**Directions for this task**
Transcribe every line of the listing below without any deviation.

**Dataset excerpt**
** start **

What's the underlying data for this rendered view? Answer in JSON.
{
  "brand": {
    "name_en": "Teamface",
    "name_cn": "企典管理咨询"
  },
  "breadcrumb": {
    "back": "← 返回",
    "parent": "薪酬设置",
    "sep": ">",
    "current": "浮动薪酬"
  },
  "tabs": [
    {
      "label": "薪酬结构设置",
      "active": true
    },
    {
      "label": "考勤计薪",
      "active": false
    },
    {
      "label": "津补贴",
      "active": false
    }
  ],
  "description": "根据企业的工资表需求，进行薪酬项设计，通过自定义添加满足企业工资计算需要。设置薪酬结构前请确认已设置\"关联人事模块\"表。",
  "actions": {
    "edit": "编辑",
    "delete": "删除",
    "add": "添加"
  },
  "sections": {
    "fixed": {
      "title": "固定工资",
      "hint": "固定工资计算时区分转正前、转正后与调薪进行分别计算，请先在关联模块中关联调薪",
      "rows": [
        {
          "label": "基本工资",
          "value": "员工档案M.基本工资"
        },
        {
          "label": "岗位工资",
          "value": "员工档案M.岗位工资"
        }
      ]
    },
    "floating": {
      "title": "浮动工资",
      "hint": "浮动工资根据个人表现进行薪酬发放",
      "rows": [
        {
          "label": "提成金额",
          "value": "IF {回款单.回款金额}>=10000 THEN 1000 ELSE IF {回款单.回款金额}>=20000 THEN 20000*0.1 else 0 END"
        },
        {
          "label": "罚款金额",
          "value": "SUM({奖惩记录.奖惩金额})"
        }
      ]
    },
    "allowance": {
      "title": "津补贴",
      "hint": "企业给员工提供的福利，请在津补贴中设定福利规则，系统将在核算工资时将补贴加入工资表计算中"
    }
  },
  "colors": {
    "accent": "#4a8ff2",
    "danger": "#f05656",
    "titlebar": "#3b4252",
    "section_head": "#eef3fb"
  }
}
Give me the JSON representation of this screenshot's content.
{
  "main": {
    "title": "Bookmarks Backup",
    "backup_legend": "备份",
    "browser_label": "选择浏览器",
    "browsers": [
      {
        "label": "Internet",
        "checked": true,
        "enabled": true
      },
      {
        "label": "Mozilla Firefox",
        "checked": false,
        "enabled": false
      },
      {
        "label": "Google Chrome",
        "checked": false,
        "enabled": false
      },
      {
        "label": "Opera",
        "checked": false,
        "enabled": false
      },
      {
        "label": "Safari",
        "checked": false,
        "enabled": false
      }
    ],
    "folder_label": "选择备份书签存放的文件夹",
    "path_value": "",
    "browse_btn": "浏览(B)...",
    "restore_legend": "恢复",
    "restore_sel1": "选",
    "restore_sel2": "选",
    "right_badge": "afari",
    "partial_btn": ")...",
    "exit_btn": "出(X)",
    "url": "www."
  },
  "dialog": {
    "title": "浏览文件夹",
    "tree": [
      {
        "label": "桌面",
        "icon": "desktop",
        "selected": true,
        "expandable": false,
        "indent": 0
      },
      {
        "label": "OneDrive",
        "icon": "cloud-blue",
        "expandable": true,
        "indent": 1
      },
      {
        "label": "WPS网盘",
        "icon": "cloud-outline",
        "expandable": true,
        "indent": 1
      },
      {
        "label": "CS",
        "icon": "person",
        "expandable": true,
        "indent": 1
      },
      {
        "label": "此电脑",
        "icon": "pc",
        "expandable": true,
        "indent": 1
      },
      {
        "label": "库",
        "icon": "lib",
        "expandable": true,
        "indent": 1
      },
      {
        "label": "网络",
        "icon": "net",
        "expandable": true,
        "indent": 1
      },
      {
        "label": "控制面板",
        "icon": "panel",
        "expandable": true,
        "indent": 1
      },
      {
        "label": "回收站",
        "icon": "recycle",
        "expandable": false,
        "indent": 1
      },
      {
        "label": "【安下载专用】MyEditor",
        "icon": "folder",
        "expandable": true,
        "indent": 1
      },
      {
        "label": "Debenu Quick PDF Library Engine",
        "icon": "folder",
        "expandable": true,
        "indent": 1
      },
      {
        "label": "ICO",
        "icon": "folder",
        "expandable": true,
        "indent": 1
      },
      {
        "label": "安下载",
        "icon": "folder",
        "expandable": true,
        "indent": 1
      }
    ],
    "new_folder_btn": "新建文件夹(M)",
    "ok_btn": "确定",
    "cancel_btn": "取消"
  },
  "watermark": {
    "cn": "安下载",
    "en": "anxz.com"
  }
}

** end **

**Written solution**
What's the underlying data for this rendered view? Answer in JSON.
{
  "brand": {
    "name_en": "Teamface",
    "name_cn": "企典管理咨询"
  },
  "breadcrumb": {
    "back": "← 返回",
    "parent": "薪酬设置",
    "sep": ">",
    "current": "浮动薪酬"
  },
  "tabs": [
    {
      "label": "薪酬结构设置",
      "active": true
    },
    {
      "label": "考勤计薪",
      "active": false
    },
    {
      "label": "津补贴",
      "active": false
    }
  ],
  "description": "根据企业的工资表需求，进行薪酬项设计，通过自定义添加满足企业工资计算需要。设置薪酬结构前请确认已设置\"关联人事模块\"表。",
  "actions": {
    "edit": "编辑",
    "delete": "删除",
    "add": "添加"
  },
  "sections": {
    "fixed": {
      "title": "固定工资",
      "hint": "固定工资计算时区分转正前、转正后与调薪进行分别计算，请先在关联模块中关联调薪",
      "rows": [
        {
          "label": "基本工资",
          "value": "员工档案M.基本工资"
        },
        {
          "label": "岗位工资",
          "value": "员工档案M.岗位工资"
        }
      ]
    },
    "floating": {
      "title": "浮动工资",
      "hint": "浮动工资根据个人表现进行薪酬发放",
      "rows": [
        {
          "label": "提成金额",
          "value": "IF {回款单.回款金额}>=10000 THEN 1000 ELSE IF {回款单.回款金额}>=20000 THEN 20000*0.1 else 0 END"
        },
        {
          "label": "罚款金额",
          "value": "SUM({奖惩记录.奖惩金额})"
        }
      ]
    },
    "allowance": {
      "title": "津补贴",
      "hint": "企业给员工提供的福利，请在津补贴中设定福利规则，系统将在核算工资时将补贴加入工资表计算中"
    }
  },
  "colors": {
    "accent": "#4a8ff2",
    "danger": "#f05656",
    "titlebar": "#3b4252",
    "section_head": "#eef3fb"
  }
}
Give me the JSON representation of this screenshot's content.
{
  "main": {
    "title": "Bookmarks Backup",
    "backup_legend": "备份",
    "browser_label": "选择浏览器",
    "browsers": [
      {
        "label": "Internet",
        "checked": true,
        "enabled": true
      },
      {
        "label": "Mozilla Firefox",
        "checked": false,
        "enabled": false
      },
      {
        "label": "Google Chrome",
        "checked": false,
        "enabled": false
      },
      {
        "label": "Opera",
        "checked": false,
        "enabled": false
      },
      {
        "label": "Safari",
        "checked": false,
        "enabled": false
      }
    ],
    "folder_label": "选择备份书签存放的文件夹",
    "path_value": "",
    "browse_btn": "浏览(B)...",
    "restore_legend": "恢复",
    "restore_sel1": "选",
    "restore_sel2": "选",
    "right_badge": "afari",
    "partial_btn": ")...",
    "exit_btn": "出(X)",
    "url": "www."
  },
  "dialog": {
    "title": "浏览文件夹",
    "tree": [
      {
        "label": "桌面",
        "icon": "desktop",
        "selected": true,
        "expandable": false,
        "indent": 0
      },
      {
        "label": "OneDrive",
        "icon": "cloud-blue",
        "expandable": true,
        "indent": 1
      },
      {
        "label": "WPS网盘",
        "icon": "cloud-outline",
        "expandable": true,
        "indent": 1
      },
      {
        "label": "CS",
        "icon": "person",
        "expandable": true,
        "indent": 1
      },
      {
        "label": "此电脑",
        "icon": "pc",
        "expandable": true,
        "indent": 1
      },
      {
        "label": "库",
        "icon": "lib",
        "expandable": true,
        "indent": 1
      },
      {
        "label": "网络",
        "icon": "net",
        "expandable": true,
        "indent": 1
      },
      {
        "label": "控制面板",
        "icon": "panel",
        "expandable": true,
        "indent": 1
      },
      {
        "label": "回收站",
        "icon": "recycle",
        "expandable": false,
        "indent": 1
      },
      {
        "label": "【安下载专用】MyEditor",
        "icon": "folder",
        "expandable": true,
        "indent": 1
      },
      {
        "label": "Debenu Quick PDF Library Engine",
        "icon": "folder",
        "expandable": true,
        "indent": 1
      },
      {
        "label": "ICO",
        "icon": "folder",
        "expandable": true,
        "indent": 1
      },
      {
        "label": "安下载",
        "icon": "folder",
        "expandable": true,
        "indent": 1
      }
    ],
    "new_folder_btn": "新建文件夹(M)",
    "ok_btn": "确定",
    "cancel_btn": "取消"
  },
  "watermark": {
    "cn": "安下载",
    "en": "anxz.com"
  }
}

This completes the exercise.